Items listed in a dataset
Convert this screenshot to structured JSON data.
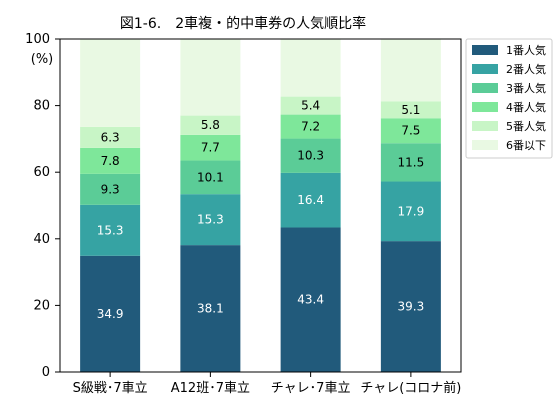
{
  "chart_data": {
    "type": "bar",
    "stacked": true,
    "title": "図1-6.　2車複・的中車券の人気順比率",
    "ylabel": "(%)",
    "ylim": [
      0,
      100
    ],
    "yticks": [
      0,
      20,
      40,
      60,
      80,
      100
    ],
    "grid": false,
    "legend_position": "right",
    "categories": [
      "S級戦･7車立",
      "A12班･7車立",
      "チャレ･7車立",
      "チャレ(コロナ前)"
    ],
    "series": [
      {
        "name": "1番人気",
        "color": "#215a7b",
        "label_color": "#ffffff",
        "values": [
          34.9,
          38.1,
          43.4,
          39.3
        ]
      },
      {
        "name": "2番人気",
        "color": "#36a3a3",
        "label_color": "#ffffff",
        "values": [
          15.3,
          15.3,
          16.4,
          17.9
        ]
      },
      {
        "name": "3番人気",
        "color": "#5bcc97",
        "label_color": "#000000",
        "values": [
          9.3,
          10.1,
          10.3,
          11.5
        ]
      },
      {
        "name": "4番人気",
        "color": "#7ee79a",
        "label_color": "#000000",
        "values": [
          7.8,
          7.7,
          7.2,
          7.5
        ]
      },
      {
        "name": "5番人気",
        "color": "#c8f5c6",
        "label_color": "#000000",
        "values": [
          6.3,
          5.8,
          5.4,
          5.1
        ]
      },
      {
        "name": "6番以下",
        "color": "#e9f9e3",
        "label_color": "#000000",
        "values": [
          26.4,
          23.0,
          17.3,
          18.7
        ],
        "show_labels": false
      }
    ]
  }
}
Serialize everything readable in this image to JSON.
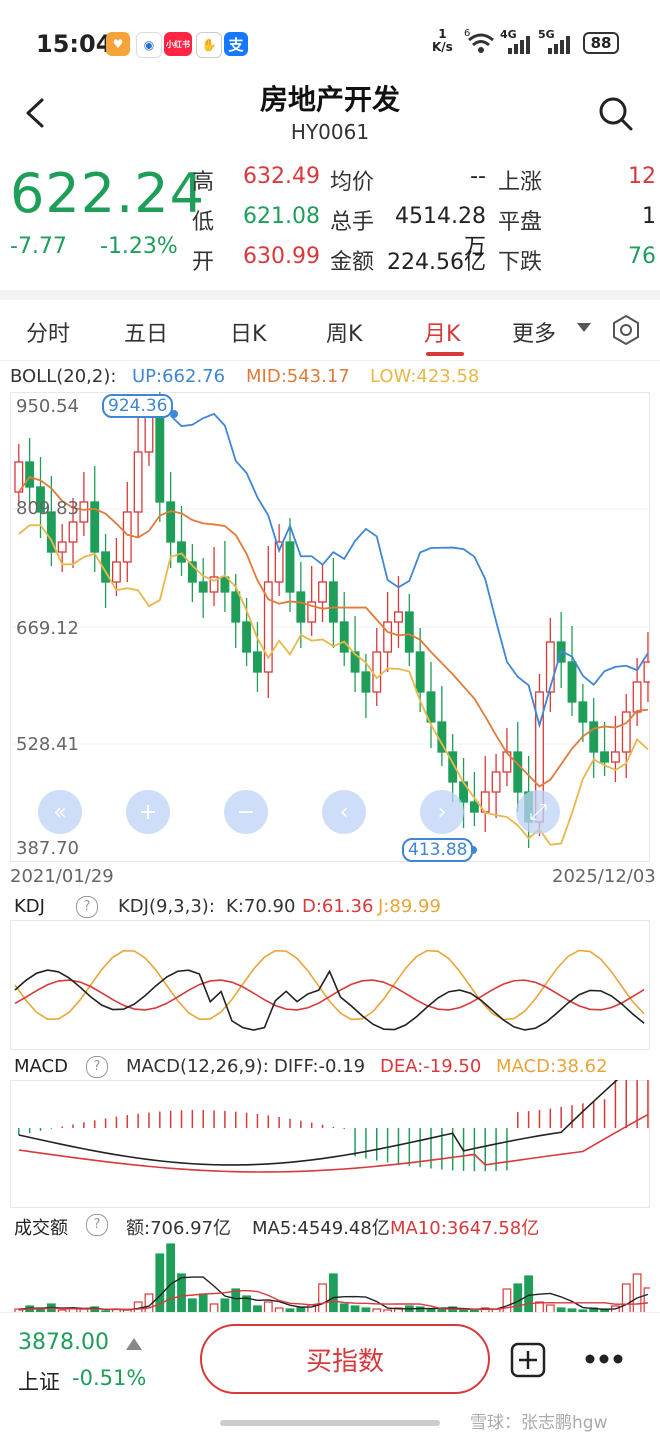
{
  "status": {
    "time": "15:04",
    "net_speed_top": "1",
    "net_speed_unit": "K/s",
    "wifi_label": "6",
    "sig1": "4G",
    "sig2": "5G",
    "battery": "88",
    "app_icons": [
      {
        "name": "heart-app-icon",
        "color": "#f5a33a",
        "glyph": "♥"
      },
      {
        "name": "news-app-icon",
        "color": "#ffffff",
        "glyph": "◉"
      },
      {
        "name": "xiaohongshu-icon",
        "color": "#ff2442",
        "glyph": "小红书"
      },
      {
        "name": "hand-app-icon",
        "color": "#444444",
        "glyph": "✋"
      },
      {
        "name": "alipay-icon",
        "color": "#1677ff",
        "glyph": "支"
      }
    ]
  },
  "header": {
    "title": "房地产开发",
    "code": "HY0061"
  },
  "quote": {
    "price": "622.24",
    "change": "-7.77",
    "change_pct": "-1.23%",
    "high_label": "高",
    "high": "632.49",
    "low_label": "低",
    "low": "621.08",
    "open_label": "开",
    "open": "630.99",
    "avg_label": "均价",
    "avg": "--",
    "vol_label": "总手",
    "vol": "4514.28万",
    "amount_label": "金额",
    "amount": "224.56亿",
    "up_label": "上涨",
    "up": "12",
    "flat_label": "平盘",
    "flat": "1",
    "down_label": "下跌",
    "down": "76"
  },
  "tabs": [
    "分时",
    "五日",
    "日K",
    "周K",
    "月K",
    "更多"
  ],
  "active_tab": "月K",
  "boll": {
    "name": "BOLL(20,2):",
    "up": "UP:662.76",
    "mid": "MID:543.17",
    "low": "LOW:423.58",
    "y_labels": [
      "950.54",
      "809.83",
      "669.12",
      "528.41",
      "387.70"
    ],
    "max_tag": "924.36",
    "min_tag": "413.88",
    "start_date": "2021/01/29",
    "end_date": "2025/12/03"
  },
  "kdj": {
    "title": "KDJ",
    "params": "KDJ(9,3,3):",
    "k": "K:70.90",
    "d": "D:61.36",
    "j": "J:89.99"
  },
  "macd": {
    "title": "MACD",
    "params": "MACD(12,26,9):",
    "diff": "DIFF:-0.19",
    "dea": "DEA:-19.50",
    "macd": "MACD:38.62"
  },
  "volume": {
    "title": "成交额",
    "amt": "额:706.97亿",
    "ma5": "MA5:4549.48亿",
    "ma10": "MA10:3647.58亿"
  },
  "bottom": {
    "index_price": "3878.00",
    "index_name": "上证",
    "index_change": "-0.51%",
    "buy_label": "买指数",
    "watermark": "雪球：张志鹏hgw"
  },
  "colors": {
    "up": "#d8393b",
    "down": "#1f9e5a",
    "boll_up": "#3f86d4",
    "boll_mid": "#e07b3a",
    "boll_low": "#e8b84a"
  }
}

# WHAT IS EXPECTED:
Reproduce every line precisely as given, omitting all pictures.

# RESULT OF THE TASK:
Convert this screenshot to structured JSON data.
{
  "chart_data": {
    "type": "bar",
    "stacked": true,
    "title": "図1-6.　2車複・的中車券の人気順比率",
    "ylabel": "(%)",
    "ylim": [
      0,
      100
    ],
    "yticks": [
      0,
      20,
      40,
      60,
      80,
      100
    ],
    "grid": false,
    "legend_position": "right",
    "categories": [
      "S級戦･7車立",
      "A12班･7車立",
      "チャレ･7車立",
      "チャレ(コロナ前)"
    ],
    "series": [
      {
        "name": "1番人気",
        "color": "#215a7b",
        "label_color": "#ffffff",
        "values": [
          34.9,
          38.1,
          43.4,
          39.3
        ]
      },
      {
        "name": "2番人気",
        "color": "#36a3a3",
        "label_color": "#ffffff",
        "values": [
          15.3,
          15.3,
          16.4,
          17.9
        ]
      },
      {
        "name": "3番人気",
        "color": "#5bcc97",
        "label_color": "#000000",
        "values": [
          9.3,
          10.1,
          10.3,
          11.5
        ]
      },
      {
        "name": "4番人気",
        "color": "#7ee79a",
        "label_color": "#000000",
        "values": [
          7.8,
          7.7,
          7.2,
          7.5
        ]
      },
      {
        "name": "5番人気",
        "color": "#c8f5c6",
        "label_color": "#000000",
        "values": [
          6.3,
          5.8,
          5.4,
          5.1
        ]
      },
      {
        "name": "6番以下",
        "color": "#e9f9e3",
        "label_color": "#000000",
        "values": [
          26.4,
          23.0,
          17.3,
          18.7
        ],
        "show_labels": false
      }
    ]
  }
}
Serialize everything readable in this image to JSON.
{
  "status": {
    "time": "15:04",
    "net_speed_top": "1",
    "net_speed_unit": "K/s",
    "wifi_label": "6",
    "sig1": "4G",
    "sig2": "5G",
    "battery": "88",
    "app_icons": [
      {
        "name": "heart-app-icon",
        "color": "#f5a33a",
        "glyph": "♥"
      },
      {
        "name": "news-app-icon",
        "color": "#ffffff",
        "glyph": "◉"
      },
      {
        "name": "xiaohongshu-icon",
        "color": "#ff2442",
        "glyph": "小红书"
      },
      {
        "name": "hand-app-icon",
        "color": "#444444",
        "glyph": "✋"
      },
      {
        "name": "alipay-icon",
        "color": "#1677ff",
        "glyph": "支"
      }
    ]
  },
  "header": {
    "title": "房地产开发",
    "code": "HY0061"
  },
  "quote": {
    "price": "622.24",
    "change": "-7.77",
    "change_pct": "-1.23%",
    "high_label": "高",
    "high": "632.49",
    "low_label": "低",
    "low": "621.08",
    "open_label": "开",
    "open": "630.99",
    "avg_label": "均价",
    "avg": "--",
    "vol_label": "总手",
    "vol": "4514.28万",
    "amount_label": "金额",
    "amount": "224.56亿",
    "up_label": "上涨",
    "up": "12",
    "flat_label": "平盘",
    "flat": "1",
    "down_label": "下跌",
    "down": "76"
  },
  "tabs": [
    "分时",
    "五日",
    "日K",
    "周K",
    "月K",
    "更多"
  ],
  "active_tab": "月K",
  "boll": {
    "name": "BOLL(20,2):",
    "up": "UP:662.76",
    "mid": "MID:543.17",
    "low": "LOW:423.58",
    "y_labels": [
      "950.54",
      "809.83",
      "669.12",
      "528.41",
      "387.70"
    ],
    "max_tag": "924.36",
    "min_tag": "413.88",
    "start_date": "2021/01/29",
    "end_date": "2025/12/03"
  },
  "kdj": {
    "title": "KDJ",
    "params": "KDJ(9,3,3):",
    "k": "K:70.90",
    "d": "D:61.36",
    "j": "J:89.99"
  },
  "macd": {
    "title": "MACD",
    "params": "MACD(12,26,9):",
    "diff": "DIFF:-0.19",
    "dea": "DEA:-19.50",
    "macd": "MACD:38.62"
  },
  "volume": {
    "title": "成交额",
    "amt": "额:706.97亿",
    "ma5": "MA5:4549.48亿",
    "ma10": "MA10:3647.58亿"
  },
  "bottom": {
    "index_price": "3878.00",
    "index_name": "上证",
    "index_change": "-0.51%",
    "buy_label": "买指数",
    "watermark": "雪球：张志鹏hgw"
  },
  "colors": {
    "up": "#d8393b",
    "down": "#1f9e5a",
    "boll_up": "#3f86d4",
    "boll_mid": "#e07b3a",
    "boll_low": "#e8b84a"
  }
}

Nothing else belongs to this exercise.